** START OF TEXT PROVIDED **

“For this project, you can start with a spam/ham dataset, then predict the class of new documents (either withheld from the training dataset or from another source such as your own spam folder)”. I decided to use the spam/ham dataset provided by the instructor, I created a folder to unzip the files on it, and from there import it to R from my C drive.
I am going to use two new packages that I think it would be useful for this project, “NLP” which is used for Natural Language Processing, and also “tm”, a library that is used for collecting data from corpus. In addition, I am going to use the e1071 package which is new for me, this library is used for model prediction, it contains the Naive Bayes classifier that I will use for predicting this model, another new package to me is the CARET package, I will use it to produce a matrix to the clasifier.
library(tidyverse)
## ── Attaching core tidyverse packages ──────────────────────── tidyverse 2.0.0 ──
## ✔ dplyr 1.1.4 ✔ readr 2.1.5
## ✔ forcats 1.0.0 ✔ stringr 1.5.1
## ✔ ggplot2 3.4.4 ✔ tibble 3.2.1
## ✔ lubridate 1.9.3 ✔ tidyr 1.3.1
## ✔ purrr 1.0.2
## ── Conflicts ────────────────────────────────────────── tidyverse_conflicts() ──
## ✖ dplyr::filter() masks stats::filter()

** END OF TEXT PROVIDED **

» **SHORT PROBLEM**: According to the spam/ham project text, which package contains the Naive Bayes classifier used for prediction?

** START OF MATERIAL SUPPLIED **

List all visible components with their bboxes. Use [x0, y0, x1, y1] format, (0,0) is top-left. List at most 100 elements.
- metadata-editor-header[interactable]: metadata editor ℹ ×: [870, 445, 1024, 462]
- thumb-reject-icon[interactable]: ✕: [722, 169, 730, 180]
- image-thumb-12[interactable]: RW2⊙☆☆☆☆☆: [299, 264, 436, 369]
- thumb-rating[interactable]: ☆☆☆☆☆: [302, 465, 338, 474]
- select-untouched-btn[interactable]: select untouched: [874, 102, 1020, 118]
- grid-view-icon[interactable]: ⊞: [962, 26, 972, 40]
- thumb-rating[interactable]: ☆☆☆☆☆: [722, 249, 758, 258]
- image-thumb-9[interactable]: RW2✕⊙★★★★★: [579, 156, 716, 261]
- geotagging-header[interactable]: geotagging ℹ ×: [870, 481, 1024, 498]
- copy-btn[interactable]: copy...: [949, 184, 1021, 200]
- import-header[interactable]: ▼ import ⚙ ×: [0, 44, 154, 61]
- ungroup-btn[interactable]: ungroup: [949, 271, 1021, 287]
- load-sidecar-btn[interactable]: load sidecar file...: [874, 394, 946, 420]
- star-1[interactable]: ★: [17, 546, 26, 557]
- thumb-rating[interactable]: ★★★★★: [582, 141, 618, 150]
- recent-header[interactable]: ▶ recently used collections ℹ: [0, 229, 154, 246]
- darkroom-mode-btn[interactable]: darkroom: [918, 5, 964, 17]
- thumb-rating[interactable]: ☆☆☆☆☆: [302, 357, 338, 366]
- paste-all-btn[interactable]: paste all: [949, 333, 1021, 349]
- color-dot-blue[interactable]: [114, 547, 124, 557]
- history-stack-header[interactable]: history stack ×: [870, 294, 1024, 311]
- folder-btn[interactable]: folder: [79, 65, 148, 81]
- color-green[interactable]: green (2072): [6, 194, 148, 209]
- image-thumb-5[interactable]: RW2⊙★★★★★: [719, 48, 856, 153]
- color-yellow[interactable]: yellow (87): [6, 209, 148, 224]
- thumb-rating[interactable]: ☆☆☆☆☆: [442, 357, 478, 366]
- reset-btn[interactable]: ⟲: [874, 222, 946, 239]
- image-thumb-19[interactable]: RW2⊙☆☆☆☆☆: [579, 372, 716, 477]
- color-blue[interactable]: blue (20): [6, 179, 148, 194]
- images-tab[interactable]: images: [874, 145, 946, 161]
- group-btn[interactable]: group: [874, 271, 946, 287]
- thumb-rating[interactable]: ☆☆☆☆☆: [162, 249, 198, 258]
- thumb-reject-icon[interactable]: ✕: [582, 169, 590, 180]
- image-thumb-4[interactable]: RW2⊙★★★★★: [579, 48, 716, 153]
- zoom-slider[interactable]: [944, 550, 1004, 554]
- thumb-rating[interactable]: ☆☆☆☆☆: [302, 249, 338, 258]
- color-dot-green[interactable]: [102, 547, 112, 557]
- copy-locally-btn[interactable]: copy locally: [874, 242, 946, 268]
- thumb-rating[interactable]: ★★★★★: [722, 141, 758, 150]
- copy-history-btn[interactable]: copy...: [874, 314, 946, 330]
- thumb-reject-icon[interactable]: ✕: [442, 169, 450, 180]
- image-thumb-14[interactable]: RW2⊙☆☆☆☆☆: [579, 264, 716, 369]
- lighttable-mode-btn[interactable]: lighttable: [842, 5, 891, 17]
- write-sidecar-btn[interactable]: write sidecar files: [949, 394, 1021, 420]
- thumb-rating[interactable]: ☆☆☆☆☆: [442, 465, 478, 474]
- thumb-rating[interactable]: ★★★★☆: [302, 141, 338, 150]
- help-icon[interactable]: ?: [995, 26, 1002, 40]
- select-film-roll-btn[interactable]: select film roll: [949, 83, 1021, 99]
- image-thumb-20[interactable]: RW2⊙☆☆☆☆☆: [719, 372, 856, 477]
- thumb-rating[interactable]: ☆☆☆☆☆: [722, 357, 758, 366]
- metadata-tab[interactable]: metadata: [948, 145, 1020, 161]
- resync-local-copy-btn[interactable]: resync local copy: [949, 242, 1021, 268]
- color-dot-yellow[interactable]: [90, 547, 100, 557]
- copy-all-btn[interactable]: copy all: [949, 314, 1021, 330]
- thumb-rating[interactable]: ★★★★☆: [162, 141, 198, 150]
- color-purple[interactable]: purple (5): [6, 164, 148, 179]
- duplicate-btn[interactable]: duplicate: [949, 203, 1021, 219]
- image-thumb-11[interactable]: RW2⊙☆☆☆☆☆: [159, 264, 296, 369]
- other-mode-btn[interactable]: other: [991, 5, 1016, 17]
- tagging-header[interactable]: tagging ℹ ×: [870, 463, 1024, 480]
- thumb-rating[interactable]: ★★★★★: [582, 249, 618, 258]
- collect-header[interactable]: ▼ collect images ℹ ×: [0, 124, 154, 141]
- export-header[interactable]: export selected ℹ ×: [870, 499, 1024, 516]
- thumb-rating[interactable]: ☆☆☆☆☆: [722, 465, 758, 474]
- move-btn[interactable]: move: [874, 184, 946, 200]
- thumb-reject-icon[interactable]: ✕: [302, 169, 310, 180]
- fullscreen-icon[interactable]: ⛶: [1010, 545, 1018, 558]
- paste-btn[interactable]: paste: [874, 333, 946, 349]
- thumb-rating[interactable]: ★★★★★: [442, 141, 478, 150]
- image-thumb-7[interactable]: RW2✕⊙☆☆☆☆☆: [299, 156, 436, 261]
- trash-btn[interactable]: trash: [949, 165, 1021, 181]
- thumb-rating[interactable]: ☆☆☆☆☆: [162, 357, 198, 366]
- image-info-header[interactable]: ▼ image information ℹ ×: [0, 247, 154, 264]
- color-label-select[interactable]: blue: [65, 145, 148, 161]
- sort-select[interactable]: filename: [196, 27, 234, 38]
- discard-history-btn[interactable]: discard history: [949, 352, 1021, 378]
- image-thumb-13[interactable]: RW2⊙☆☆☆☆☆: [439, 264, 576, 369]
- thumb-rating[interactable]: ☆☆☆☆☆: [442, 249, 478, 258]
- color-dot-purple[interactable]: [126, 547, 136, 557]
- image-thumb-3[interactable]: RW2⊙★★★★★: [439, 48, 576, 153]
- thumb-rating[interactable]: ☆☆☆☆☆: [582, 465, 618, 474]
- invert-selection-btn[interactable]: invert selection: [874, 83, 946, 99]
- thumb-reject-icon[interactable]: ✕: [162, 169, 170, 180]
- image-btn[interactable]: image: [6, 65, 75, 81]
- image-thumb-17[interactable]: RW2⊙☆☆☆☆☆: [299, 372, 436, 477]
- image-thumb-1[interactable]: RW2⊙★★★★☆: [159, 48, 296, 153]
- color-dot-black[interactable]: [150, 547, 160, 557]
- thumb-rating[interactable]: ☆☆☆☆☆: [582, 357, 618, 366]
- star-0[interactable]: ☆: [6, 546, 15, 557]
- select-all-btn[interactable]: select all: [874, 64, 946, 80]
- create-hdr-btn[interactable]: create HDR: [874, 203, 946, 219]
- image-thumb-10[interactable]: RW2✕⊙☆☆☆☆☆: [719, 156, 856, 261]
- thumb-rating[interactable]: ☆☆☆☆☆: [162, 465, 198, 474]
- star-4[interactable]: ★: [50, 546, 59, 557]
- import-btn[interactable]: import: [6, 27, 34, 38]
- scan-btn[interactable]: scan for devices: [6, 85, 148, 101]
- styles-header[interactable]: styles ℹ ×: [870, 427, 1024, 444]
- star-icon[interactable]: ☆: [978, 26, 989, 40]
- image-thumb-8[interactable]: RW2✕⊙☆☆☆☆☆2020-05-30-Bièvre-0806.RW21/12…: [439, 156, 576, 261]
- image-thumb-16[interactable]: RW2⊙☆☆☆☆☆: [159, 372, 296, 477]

** END OF MATERIAL SUPPLIED **

» **WRITTEN RESPONSE**: The e1071 package.